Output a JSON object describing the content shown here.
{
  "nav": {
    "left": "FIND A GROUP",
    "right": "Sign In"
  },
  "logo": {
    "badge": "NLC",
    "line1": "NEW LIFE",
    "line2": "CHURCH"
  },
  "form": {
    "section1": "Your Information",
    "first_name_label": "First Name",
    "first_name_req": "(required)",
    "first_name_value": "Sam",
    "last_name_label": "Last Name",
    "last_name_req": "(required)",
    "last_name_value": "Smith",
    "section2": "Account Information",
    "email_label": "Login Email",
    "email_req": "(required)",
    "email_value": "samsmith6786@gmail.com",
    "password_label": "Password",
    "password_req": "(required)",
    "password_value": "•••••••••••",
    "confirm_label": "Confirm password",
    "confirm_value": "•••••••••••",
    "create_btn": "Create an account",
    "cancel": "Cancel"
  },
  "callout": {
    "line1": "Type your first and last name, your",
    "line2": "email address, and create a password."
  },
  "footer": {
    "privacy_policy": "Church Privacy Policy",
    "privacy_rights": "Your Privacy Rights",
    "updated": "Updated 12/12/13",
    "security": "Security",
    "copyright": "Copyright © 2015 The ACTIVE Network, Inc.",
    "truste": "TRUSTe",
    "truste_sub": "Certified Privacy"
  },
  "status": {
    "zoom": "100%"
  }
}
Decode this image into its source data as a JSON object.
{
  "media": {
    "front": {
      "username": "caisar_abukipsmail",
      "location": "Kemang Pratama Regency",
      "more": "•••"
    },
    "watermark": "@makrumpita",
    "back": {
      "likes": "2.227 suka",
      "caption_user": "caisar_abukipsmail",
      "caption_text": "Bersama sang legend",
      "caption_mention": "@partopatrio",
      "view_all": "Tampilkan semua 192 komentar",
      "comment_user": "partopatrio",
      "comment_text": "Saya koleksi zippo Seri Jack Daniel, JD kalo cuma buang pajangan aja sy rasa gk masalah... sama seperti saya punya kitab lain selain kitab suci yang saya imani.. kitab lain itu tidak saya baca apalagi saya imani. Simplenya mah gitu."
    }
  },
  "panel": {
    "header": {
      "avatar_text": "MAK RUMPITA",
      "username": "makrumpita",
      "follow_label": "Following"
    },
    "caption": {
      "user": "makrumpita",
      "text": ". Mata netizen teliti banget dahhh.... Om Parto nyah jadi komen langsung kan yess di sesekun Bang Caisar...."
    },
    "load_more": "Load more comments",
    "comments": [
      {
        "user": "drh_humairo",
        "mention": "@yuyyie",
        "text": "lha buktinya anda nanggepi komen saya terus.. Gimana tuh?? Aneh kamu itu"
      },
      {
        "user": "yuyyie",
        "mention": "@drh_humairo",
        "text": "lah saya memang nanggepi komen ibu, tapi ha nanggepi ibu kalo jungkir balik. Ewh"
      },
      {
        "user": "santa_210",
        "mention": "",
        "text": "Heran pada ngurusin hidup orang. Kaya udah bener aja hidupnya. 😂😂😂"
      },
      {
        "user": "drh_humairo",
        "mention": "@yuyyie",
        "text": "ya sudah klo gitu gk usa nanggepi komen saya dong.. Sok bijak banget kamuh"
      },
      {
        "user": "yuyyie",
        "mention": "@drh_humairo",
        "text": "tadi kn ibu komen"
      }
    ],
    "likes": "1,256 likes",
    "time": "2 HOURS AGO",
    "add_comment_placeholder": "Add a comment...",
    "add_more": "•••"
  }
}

○ ○ ○

- _Exercise_
Go through the data above and find the lines with the word "kalo". Copy each of those lines.

- _Answer to the problem_
      "comment_text": "Saya koleksi zippo Seri Jack Daniel, JD kalo cuma buang pajangan aja sy rasa gk masalah... sama seperti saya punya kitab lain selain kitab suci yang saya imani.. kitab lain itu tidak saya baca apalagi saya imani. Simplenya mah gitu."
        "text": "lah saya memang nanggepi komen ibu, tapi ha nanggepi ibu kalo jungkir balik. Ewh"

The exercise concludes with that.